## Problem statement
Copy each line that contains the word "EBAF".
▽
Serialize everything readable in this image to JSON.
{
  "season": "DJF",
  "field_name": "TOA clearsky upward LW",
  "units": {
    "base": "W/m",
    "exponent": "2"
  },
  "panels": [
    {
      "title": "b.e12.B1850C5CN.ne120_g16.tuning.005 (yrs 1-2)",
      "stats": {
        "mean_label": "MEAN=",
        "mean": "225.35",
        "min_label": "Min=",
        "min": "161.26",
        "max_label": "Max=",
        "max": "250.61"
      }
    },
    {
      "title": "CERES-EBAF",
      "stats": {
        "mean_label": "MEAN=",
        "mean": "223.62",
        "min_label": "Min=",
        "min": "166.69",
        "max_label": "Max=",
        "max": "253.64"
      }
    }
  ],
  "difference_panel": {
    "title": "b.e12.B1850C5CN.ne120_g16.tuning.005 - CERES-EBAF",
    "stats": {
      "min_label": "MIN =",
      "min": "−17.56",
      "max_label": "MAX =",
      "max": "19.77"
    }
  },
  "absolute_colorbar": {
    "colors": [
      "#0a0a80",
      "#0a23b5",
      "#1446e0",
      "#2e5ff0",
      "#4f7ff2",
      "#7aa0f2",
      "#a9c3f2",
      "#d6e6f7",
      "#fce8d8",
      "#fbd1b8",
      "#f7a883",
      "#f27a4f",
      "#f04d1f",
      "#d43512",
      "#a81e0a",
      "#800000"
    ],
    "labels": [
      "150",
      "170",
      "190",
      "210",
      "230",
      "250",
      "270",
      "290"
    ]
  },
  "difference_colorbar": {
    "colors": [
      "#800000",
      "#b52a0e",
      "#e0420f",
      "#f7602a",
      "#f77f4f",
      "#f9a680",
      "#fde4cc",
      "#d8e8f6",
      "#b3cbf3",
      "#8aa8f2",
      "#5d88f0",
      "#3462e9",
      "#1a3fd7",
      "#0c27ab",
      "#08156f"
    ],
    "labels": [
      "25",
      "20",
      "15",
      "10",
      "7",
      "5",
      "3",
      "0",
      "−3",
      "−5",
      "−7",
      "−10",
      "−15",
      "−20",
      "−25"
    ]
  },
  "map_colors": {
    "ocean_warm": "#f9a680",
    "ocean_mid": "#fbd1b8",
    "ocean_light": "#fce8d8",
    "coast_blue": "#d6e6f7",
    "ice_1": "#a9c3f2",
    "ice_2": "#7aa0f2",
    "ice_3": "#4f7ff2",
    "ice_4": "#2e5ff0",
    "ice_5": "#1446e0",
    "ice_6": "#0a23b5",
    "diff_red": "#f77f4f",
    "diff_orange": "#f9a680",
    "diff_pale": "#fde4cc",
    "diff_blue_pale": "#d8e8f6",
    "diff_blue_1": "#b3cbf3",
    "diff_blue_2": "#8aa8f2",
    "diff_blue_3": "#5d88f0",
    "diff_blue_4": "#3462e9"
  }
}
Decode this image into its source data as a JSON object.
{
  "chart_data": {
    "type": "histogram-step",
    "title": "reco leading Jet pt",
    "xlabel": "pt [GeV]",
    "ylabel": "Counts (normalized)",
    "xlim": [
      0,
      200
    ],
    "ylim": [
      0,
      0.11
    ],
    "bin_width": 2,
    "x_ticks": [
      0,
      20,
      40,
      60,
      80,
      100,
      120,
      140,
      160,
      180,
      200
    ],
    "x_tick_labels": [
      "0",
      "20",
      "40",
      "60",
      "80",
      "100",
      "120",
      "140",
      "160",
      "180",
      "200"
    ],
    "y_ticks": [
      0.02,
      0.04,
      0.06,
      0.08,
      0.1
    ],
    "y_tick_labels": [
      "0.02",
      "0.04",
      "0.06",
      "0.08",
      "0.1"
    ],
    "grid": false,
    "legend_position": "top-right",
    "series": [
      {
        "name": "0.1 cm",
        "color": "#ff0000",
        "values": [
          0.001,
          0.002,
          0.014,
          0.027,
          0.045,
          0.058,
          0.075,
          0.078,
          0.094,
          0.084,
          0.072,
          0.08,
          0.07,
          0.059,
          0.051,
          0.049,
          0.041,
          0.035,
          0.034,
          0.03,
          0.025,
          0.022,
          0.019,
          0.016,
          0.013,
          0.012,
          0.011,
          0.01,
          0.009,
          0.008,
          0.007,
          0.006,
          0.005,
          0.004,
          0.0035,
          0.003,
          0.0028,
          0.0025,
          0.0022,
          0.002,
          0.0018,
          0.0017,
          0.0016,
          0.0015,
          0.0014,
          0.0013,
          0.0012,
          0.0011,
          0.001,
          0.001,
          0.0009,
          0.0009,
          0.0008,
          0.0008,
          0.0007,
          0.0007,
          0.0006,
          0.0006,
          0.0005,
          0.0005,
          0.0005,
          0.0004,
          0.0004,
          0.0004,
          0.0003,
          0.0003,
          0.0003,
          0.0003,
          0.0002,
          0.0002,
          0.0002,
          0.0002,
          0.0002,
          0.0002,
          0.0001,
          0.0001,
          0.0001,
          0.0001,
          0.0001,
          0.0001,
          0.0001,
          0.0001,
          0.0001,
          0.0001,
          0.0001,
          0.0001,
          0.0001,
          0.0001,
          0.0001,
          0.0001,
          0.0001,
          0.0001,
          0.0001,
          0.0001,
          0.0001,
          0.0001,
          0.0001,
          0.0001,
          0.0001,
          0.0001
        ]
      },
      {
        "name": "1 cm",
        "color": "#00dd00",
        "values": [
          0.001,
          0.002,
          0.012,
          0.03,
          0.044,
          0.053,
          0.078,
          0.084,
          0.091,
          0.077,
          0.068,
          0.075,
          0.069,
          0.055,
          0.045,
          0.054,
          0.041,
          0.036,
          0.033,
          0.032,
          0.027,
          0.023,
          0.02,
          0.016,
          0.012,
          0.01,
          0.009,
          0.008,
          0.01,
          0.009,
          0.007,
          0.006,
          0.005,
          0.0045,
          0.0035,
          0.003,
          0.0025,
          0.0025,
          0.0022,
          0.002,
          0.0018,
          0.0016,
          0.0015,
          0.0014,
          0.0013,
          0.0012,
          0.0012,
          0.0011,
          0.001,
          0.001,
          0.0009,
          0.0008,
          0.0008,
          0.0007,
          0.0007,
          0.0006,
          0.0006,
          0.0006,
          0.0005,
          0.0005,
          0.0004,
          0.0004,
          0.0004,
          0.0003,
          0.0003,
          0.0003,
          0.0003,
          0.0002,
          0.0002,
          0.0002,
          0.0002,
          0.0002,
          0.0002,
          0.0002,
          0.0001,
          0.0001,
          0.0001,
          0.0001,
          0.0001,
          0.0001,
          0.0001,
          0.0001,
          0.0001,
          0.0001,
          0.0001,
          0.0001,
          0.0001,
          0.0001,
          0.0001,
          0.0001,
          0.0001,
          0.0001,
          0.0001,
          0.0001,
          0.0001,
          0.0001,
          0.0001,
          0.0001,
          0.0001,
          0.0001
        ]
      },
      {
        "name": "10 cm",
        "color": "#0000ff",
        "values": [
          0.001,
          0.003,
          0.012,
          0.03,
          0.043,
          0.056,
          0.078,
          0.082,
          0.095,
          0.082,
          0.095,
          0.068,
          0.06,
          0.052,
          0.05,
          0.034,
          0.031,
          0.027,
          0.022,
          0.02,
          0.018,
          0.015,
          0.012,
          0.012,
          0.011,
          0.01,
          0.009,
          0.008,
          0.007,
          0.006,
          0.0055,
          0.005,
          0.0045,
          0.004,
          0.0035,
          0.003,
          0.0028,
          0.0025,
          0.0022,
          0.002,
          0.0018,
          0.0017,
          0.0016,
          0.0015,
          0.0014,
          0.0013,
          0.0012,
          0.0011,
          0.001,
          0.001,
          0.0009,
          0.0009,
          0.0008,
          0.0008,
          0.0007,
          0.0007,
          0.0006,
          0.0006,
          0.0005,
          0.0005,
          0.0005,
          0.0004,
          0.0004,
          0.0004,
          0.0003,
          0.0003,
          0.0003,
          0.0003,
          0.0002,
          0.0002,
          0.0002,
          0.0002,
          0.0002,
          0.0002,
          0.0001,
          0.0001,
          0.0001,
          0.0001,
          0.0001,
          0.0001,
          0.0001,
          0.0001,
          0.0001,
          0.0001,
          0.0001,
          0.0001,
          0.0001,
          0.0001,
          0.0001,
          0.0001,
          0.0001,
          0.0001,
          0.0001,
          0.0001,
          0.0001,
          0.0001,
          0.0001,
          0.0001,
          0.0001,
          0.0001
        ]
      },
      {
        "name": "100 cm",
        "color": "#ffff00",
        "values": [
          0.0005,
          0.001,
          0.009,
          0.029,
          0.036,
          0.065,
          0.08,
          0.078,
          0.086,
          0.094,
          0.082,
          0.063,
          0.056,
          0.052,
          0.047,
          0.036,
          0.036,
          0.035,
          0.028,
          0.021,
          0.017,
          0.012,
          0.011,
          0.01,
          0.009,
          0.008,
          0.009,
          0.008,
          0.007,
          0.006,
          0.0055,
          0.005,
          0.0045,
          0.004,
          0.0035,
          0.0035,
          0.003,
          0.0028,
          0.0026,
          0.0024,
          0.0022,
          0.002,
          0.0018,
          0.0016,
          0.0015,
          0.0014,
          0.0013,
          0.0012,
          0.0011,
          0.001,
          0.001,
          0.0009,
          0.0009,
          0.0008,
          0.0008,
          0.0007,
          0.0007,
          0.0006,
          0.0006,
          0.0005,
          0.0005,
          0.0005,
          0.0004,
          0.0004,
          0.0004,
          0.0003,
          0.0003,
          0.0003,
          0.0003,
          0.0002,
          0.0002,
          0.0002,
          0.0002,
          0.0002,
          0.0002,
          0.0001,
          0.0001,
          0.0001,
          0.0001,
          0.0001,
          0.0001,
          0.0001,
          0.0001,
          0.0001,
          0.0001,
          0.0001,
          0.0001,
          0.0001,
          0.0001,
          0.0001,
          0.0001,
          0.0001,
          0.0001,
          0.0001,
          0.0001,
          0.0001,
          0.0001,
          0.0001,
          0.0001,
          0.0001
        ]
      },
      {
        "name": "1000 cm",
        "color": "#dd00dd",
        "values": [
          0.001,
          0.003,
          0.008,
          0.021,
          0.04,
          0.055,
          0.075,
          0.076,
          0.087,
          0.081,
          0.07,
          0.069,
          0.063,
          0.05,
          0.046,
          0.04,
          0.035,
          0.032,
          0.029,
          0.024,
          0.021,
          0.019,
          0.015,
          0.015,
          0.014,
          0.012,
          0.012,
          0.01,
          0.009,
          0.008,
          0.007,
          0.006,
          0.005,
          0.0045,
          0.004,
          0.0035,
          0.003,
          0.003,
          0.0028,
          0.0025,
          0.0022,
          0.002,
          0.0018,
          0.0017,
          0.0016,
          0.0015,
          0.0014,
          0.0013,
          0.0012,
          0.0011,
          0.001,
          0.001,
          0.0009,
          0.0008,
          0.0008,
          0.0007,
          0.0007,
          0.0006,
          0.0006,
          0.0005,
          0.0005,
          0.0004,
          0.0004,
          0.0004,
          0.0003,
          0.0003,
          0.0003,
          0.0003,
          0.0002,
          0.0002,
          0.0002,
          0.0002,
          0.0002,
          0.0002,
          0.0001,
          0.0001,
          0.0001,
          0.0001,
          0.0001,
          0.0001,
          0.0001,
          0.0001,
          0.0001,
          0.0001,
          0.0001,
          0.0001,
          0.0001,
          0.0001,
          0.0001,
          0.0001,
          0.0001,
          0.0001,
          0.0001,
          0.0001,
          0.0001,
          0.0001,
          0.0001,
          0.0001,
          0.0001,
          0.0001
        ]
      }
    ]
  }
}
△
## Written answer
      "title": "CERES-EBAF",
    "title": "b.e12.B1850C5CN.ne120_g16.tuning.005 - CERES-EBAF",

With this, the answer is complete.